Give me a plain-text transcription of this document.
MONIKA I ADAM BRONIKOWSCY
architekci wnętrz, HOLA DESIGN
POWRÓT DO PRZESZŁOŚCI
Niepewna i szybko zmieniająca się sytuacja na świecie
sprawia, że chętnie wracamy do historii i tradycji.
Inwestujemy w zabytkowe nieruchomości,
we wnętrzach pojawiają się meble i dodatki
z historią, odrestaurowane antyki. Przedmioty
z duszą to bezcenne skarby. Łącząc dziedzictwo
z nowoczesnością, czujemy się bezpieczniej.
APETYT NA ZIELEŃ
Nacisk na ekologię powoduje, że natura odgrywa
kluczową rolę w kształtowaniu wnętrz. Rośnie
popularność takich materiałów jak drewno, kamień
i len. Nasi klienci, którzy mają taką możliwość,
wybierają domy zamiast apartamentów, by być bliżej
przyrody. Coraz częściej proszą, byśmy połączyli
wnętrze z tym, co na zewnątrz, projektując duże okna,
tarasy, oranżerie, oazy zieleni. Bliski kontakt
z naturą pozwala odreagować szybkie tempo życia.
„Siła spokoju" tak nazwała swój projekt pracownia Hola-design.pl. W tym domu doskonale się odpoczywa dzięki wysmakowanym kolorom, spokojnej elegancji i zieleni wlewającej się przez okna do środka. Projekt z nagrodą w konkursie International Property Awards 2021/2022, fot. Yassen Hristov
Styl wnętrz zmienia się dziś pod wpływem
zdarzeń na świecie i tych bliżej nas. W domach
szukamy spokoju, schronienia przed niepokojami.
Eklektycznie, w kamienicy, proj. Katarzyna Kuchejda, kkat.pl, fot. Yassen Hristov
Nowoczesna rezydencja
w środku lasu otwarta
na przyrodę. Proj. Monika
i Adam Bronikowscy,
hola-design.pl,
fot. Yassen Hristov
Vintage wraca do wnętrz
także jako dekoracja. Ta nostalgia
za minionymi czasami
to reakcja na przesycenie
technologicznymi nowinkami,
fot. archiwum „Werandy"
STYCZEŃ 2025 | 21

········

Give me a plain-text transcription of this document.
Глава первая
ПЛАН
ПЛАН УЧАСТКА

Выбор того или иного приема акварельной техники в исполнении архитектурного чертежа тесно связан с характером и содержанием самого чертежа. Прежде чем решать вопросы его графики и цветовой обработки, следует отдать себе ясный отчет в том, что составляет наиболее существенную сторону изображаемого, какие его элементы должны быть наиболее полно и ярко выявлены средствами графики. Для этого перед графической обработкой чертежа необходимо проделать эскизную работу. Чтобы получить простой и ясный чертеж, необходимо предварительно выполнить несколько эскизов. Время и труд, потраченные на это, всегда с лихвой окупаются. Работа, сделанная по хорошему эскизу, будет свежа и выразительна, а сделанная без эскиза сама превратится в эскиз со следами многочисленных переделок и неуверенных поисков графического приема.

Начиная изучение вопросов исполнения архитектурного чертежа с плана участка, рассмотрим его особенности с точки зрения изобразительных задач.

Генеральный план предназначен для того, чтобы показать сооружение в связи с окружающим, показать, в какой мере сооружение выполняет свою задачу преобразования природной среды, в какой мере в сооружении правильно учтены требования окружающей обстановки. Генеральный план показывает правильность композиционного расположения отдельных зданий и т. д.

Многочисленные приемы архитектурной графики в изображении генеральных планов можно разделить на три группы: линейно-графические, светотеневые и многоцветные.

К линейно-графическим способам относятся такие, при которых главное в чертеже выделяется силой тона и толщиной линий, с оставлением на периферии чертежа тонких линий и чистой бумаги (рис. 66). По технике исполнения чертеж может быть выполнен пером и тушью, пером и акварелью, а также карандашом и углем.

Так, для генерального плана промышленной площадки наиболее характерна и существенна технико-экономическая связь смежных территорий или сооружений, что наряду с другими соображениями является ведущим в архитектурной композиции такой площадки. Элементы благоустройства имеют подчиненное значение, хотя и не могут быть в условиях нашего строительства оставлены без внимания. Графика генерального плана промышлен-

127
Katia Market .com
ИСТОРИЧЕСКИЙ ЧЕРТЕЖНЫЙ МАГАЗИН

········

* To do
Find every line in the records above that holds the word "линейно", and copy each one.

* Task response
Многочисленные приемы архитектурной графики в изображении генеральных планов можно разделить на три группы: линейно-графические, светотеневые и многоцветные.
К линейно-графическим способам относятся такие, при которых главное в чертеже выделяется силой тона и толщиной линий, с оставлением на периферии чертежа тонких линий и чистой бумаги (рис. 66). По технике исполнения чертеж может быть выполнен пером и тушью, пером и акварелью, а также карандашом и углем.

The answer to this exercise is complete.